Ron Grabbe's 1964 Buick Special might be the Belmont of the Buick world, but there's nothing budget about its performance
This article on Ron's Buick Special was originally published in the October 2016 issue of Street Machine
WHAT’S a bloke to do when he’s already got one ’64 Buick Special in the shed with a 565ci big-block Chev, a healthy dose of nitrous, massive tubs and low nine-second timeslips? He builds a more streetable version of the same car, of course!
While the twin 3.5in exhaust on Ron’s example might give the game away a little bit, you’d never guess there’s over 1600hp under the bonnet!
That seems to make a lot of sense, and Ron Grabbe has done a superb job of fulfilling that dream – except for one small detail. Ron’s street car has about 600hp more than his race car, and his race car is pushing out around 1000hp! Yep, you read that right, get out the abacus and work it out yourself; this sedate-looking Buick A-body is pumping out over 1600hp at the crank.
You’d figure with that kind of grunt there’d be something sticking out of the bonnet, but this car is all about looking stock on the outside, but upgrading all of the stuff underneath.
The 1964 Buick is what the Yanks call an A-body, which is their mid-size offering. If it was a Chev, it would be a Chevelle, but I gotta admit, I kinda like the Buick styling a lot more
To make it happen, Ron used Shane Hudson from World Classic Muscle Cars in Kawana, Queensland. “The whole car was built in the one suburb, one little sleepy town on the Sunshine Coast,” Shane says. “The only thing that wasn’t done here was the electroplating, all the chrome work.” That’s probably more to do with the local council not wanting all those nasty chemicals in the area than anything else.

GIVEN TASK:
According to the Buick article, what was the only work on the car not done in the one suburb? The entries are separate material, not part of the Buick article.

RECORDS SUPPLIED:
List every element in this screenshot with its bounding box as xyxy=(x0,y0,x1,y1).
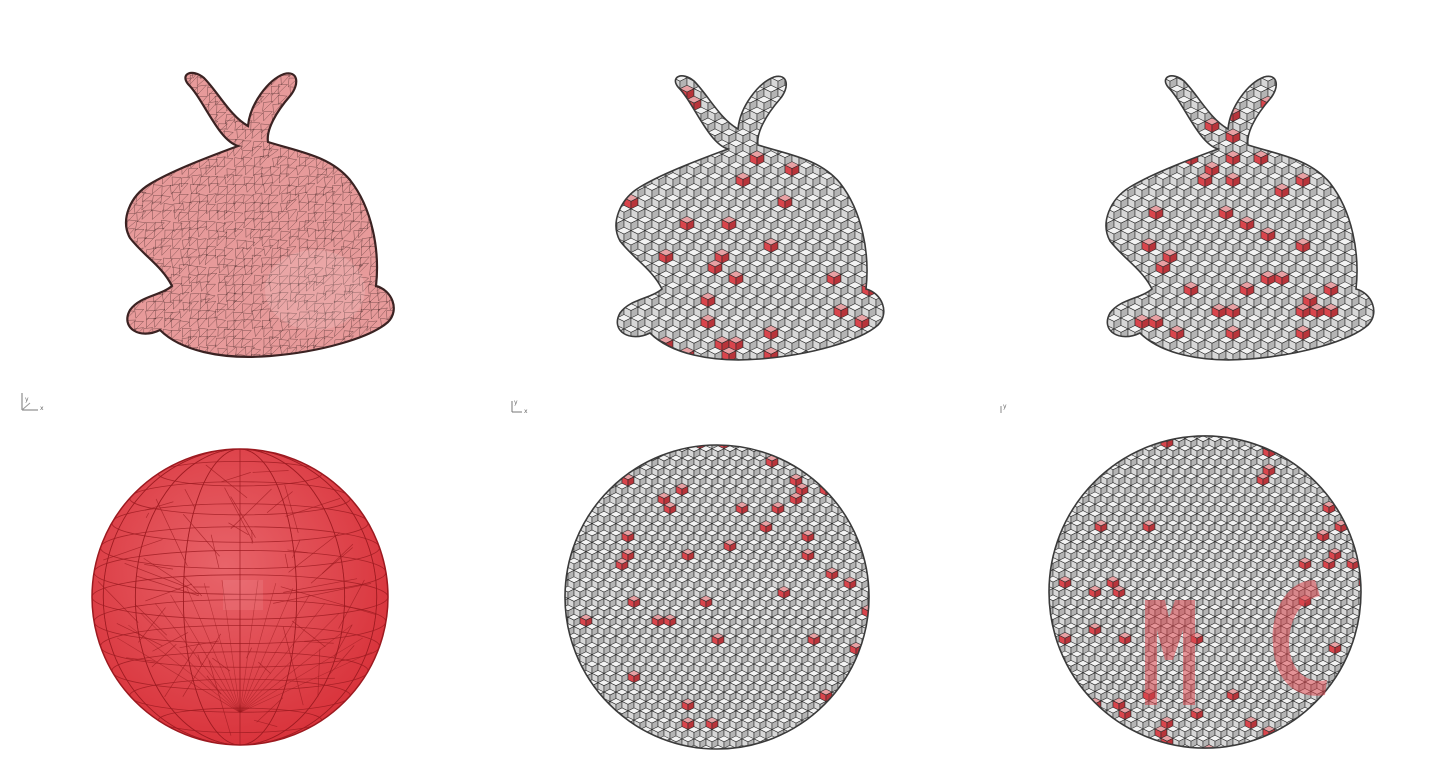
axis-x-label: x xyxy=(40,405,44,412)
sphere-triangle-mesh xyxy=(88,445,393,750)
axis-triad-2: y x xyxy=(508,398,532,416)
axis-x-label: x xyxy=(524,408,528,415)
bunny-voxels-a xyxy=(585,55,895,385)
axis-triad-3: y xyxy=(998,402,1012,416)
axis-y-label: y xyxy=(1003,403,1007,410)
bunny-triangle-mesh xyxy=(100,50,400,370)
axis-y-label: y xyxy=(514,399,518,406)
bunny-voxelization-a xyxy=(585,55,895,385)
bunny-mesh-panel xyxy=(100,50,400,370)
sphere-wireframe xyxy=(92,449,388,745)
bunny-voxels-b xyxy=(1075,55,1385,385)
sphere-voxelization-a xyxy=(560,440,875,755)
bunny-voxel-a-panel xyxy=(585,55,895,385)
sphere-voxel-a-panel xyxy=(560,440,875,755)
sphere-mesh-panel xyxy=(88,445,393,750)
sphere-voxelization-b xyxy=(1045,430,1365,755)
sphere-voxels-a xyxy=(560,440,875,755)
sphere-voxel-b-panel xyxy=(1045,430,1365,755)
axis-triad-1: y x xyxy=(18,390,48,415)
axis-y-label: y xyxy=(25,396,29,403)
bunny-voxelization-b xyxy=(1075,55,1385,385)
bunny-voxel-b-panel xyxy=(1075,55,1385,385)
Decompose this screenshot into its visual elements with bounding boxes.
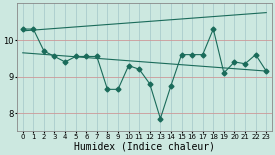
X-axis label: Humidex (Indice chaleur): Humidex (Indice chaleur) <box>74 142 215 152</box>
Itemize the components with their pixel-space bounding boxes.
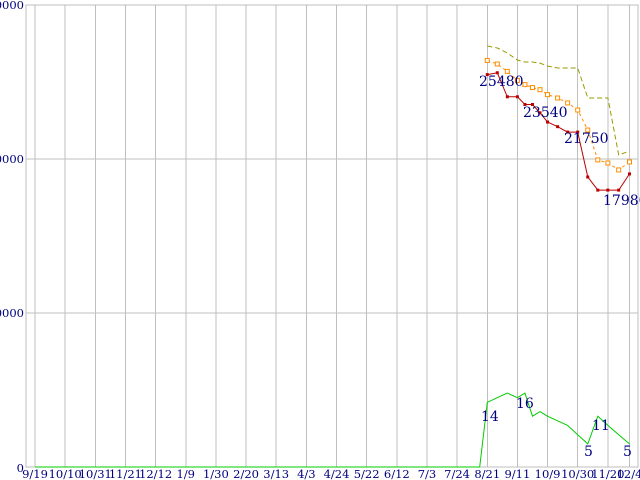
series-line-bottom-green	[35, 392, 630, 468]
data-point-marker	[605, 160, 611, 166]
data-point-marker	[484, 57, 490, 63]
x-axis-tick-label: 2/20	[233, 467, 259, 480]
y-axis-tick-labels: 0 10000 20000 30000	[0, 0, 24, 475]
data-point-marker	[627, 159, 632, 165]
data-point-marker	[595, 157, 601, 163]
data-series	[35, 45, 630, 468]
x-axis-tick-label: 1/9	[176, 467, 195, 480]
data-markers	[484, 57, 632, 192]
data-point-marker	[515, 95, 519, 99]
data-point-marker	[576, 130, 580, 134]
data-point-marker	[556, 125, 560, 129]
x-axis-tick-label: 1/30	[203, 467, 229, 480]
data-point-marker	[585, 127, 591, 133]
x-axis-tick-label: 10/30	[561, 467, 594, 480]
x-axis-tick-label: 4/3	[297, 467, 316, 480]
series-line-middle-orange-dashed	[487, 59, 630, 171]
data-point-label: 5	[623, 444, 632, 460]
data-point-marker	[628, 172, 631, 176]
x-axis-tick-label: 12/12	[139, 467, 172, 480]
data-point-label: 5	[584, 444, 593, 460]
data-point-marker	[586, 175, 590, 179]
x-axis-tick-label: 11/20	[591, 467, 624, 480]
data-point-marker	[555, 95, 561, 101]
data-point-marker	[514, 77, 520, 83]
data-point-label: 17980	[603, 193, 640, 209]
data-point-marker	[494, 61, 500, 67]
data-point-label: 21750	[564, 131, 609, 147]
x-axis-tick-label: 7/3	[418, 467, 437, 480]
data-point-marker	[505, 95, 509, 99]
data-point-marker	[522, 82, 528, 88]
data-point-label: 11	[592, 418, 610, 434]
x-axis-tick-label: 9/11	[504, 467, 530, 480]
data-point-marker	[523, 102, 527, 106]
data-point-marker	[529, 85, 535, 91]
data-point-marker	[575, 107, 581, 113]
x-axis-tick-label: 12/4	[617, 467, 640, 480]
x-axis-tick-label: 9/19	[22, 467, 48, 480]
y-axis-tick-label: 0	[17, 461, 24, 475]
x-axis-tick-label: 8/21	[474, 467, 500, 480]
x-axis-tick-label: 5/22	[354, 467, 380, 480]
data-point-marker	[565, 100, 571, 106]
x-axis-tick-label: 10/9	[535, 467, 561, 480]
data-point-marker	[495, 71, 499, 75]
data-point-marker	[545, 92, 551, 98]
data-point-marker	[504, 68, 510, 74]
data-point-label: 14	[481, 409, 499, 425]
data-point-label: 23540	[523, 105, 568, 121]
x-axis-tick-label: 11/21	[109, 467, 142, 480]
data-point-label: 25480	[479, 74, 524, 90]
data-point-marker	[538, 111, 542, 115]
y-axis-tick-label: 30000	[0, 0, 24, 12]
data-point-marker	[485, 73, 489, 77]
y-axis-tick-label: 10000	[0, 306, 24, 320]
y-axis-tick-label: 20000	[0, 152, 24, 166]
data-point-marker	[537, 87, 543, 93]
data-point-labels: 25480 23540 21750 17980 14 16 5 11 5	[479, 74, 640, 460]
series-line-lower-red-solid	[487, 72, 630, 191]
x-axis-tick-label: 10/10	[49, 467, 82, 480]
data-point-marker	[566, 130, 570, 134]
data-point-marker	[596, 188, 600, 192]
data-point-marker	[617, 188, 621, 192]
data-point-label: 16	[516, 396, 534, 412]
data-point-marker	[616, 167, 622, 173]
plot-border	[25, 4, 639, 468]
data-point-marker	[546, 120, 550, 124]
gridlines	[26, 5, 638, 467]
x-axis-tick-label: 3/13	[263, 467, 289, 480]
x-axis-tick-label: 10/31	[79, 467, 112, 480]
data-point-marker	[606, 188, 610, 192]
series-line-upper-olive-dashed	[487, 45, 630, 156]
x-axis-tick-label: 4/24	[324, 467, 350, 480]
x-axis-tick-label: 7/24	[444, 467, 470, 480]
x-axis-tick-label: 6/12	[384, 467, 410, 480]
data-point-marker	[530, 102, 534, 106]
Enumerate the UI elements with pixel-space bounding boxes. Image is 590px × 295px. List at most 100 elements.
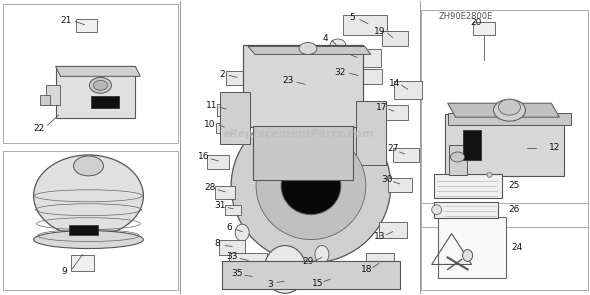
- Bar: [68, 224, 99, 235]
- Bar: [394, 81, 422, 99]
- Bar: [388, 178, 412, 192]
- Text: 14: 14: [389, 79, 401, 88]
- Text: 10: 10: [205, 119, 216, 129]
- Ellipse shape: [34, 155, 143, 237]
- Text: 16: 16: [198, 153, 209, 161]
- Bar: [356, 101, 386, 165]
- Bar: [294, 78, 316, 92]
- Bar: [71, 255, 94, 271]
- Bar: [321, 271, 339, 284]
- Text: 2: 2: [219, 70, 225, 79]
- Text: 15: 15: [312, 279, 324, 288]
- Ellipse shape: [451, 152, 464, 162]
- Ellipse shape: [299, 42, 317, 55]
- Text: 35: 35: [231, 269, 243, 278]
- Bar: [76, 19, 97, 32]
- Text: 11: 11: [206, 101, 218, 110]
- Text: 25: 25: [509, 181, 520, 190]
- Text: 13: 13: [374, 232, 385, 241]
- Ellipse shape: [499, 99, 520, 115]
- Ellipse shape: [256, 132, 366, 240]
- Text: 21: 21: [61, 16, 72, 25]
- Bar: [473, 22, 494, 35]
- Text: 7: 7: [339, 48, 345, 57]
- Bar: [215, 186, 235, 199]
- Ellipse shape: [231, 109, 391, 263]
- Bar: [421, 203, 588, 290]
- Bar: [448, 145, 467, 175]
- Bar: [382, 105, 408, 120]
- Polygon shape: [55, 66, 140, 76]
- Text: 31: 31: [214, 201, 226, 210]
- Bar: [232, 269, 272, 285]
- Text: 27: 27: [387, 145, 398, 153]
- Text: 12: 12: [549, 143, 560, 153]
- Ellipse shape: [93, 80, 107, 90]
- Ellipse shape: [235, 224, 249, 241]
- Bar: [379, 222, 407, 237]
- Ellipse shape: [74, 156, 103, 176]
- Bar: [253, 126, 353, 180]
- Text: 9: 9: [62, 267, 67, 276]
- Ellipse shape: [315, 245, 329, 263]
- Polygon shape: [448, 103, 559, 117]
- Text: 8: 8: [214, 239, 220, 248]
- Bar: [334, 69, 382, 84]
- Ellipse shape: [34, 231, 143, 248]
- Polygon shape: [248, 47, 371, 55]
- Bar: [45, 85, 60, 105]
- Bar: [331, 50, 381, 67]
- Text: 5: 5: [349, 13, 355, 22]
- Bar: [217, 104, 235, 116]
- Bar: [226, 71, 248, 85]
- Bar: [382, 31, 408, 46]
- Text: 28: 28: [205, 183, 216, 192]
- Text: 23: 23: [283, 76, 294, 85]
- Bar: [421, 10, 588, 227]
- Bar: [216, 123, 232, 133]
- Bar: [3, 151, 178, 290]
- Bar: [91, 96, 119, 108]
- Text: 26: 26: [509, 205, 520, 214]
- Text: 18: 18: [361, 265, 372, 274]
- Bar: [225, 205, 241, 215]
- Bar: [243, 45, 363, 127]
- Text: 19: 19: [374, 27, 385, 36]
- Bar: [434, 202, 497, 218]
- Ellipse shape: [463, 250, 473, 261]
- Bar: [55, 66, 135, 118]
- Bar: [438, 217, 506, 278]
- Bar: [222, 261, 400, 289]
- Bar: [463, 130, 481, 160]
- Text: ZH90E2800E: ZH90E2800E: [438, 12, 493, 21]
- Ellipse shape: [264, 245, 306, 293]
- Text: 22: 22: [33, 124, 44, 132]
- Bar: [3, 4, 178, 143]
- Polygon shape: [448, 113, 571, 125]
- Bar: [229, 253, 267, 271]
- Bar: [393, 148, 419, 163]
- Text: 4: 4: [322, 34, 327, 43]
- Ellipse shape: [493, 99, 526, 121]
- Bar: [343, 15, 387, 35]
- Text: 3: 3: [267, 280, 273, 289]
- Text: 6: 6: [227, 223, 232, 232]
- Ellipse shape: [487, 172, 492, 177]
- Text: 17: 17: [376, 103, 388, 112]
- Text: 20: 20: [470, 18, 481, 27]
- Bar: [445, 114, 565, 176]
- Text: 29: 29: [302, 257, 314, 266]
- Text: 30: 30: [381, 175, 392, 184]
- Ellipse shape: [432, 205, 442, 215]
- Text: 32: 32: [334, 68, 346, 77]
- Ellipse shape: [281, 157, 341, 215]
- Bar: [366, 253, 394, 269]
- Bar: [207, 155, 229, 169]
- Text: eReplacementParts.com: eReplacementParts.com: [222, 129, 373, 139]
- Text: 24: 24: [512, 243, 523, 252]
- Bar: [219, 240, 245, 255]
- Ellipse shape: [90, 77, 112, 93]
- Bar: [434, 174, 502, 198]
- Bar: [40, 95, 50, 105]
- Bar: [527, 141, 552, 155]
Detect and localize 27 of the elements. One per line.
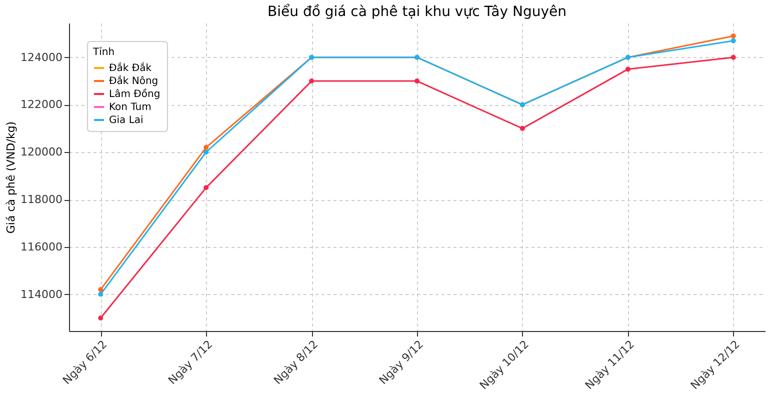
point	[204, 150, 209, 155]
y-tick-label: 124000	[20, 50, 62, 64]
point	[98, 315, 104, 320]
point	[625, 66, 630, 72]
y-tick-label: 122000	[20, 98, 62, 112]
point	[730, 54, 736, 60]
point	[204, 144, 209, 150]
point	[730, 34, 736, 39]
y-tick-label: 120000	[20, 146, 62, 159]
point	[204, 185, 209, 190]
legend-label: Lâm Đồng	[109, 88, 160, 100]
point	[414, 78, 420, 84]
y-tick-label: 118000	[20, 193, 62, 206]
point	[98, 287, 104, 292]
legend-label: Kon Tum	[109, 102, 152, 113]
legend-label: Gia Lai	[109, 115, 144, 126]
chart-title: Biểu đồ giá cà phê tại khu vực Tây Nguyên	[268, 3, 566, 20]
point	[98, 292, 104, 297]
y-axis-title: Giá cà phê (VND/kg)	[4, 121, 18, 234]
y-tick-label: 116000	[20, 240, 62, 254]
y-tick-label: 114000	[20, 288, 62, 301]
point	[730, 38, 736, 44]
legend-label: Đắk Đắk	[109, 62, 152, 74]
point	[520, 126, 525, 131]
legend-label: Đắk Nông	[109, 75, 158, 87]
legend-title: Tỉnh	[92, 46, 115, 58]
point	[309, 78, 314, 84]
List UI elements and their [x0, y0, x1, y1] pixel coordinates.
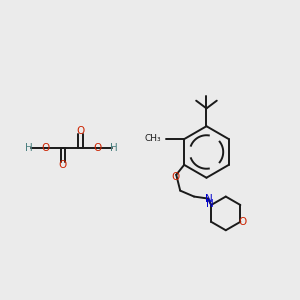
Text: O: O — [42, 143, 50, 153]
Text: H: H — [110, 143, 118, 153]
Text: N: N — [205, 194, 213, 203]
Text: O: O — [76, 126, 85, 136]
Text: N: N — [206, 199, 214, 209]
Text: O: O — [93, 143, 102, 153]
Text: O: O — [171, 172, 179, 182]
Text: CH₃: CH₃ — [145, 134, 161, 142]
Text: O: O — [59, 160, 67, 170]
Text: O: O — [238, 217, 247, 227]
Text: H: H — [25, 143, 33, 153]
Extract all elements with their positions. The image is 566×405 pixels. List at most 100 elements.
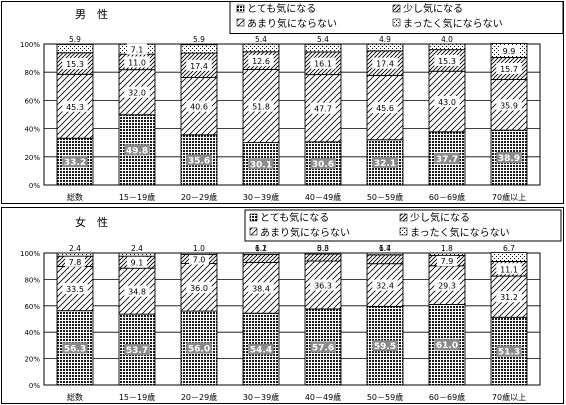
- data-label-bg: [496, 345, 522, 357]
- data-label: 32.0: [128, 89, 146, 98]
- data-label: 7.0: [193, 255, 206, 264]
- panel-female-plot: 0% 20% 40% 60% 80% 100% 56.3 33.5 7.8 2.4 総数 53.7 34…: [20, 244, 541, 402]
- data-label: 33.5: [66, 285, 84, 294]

SOLUTION FOR THIS EXERCISE:
The electroplating, meaning all the chrome work.